EXERCISE BRIEF ::
Would you write out the listing verbatim and skip every picture in it?

======== RECORDS FOR THE TASK

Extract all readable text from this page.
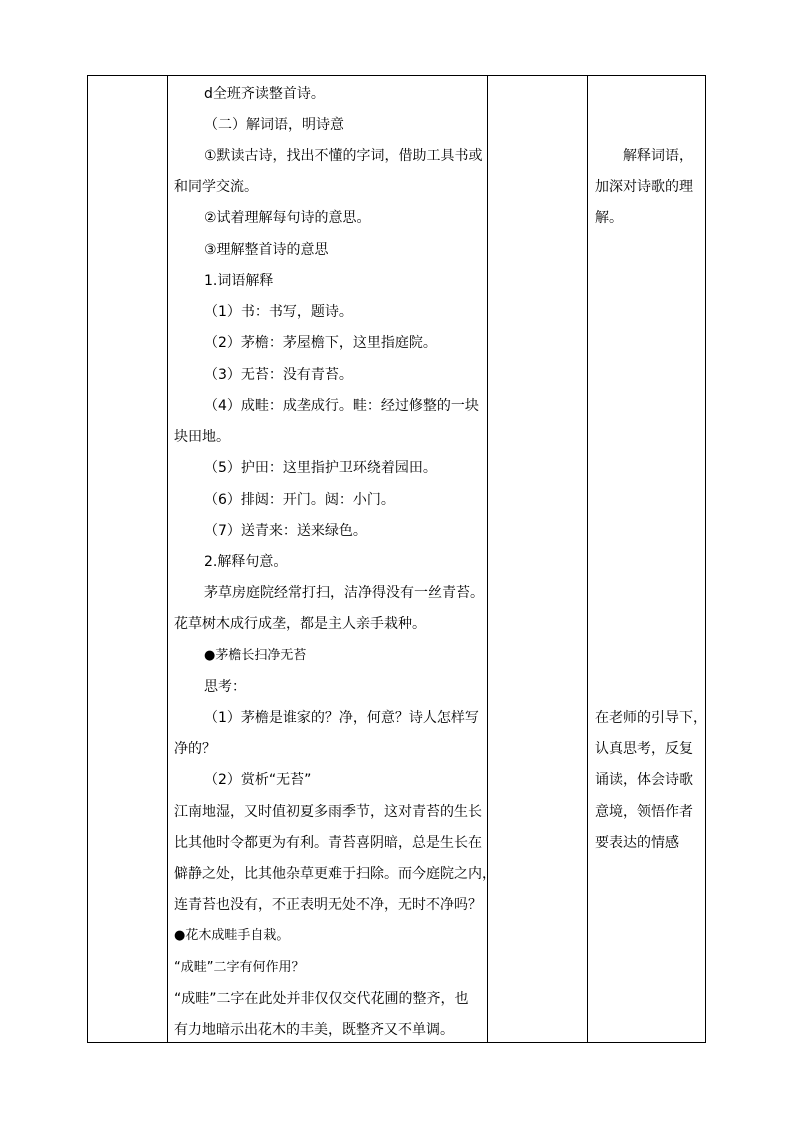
d全班齐读整首诗。
（二）解词语，明诗意
①默读古诗，找出不懂的字词，借助工具书或
和同学交流。
②试着理解每句诗的意思。
③理解整首诗的意思
1.词语解释
（1）书：书写，题诗。
（2）茅檐：茅屋檐下，这里指庭院。
（3）无苔：没有青苔。
（4）成畦：成垄成行。畦：经过修整的一块
块田地。
（5）护田：这里指护卫环绕着园田。
（6）排闼：开门。闼：小门。
（7）送青来：送来绿色。
2.解释句意。
茅草房庭院经常打扫，洁净得没有一丝青苔。
花草树木成行成垄，都是主人亲手栽种。
●茅檐长扫净无苔
思考：
（1）茅檐是谁家的？净，何意？诗人怎样写
净的？
（2）赏析“无苔”
江南地湿，又时值初夏多雨季节，这对青苔的生长
比其他时令都更为有利。青苔喜阴暗，总是生长在
僻静之处，比其他杂草更难于扫除。而今庭院之内，
连青苔也没有，不正表明无处不净，无时不净吗？
●花木成畦手自栽。
“成畦”二字有何作用？
“成畦”二字在此处并非仅仅交代花圃的整齐，也
有力地暗示出花木的丰美，既整齐又不单调。
解释词语，
加深对诗歌的理
解。
在老师的引导下，
认真思考，反复
诵读，体会诗歌
意境，领悟作者
要表达的情感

================

FULL RESPONSE ::
Extract all readable text from this page.
d全班齐读整首诗。
（二）解词语，明诗意
①默读古诗，找出不懂的字词，借助工具书或
和同学交流。
②试着理解每句诗的意思。
③理解整首诗的意思
1.词语解释
（1）书：书写，题诗。
（2）茅檐：茅屋檐下，这里指庭院。
（3）无苔：没有青苔。
（4）成畦：成垄成行。畦：经过修整的一块
块田地。
（5）护田：这里指护卫环绕着园田。
（6）排闼：开门。闼：小门。
（7）送青来：送来绿色。
2.解释句意。
茅草房庭院经常打扫，洁净得没有一丝青苔。
花草树木成行成垄，都是主人亲手栽种。
●茅檐长扫净无苔
思考：
（1）茅檐是谁家的？净，何意？诗人怎样写
净的？
（2）赏析“无苔”
江南地湿，又时值初夏多雨季节，这对青苔的生长
比其他时令都更为有利。青苔喜阴暗，总是生长在
僻静之处，比其他杂草更难于扫除。而今庭院之内，
连青苔也没有，不正表明无处不净，无时不净吗？
●花木成畦手自栽。
“成畦”二字有何作用？
“成畦”二字在此处并非仅仅交代花圃的整齐，也
有力地暗示出花木的丰美，既整齐又不单调。
解释词语，
加深对诗歌的理
解。
在老师的引导下，
认真思考，反复
诵读，体会诗歌
意境，领悟作者
要表达的情感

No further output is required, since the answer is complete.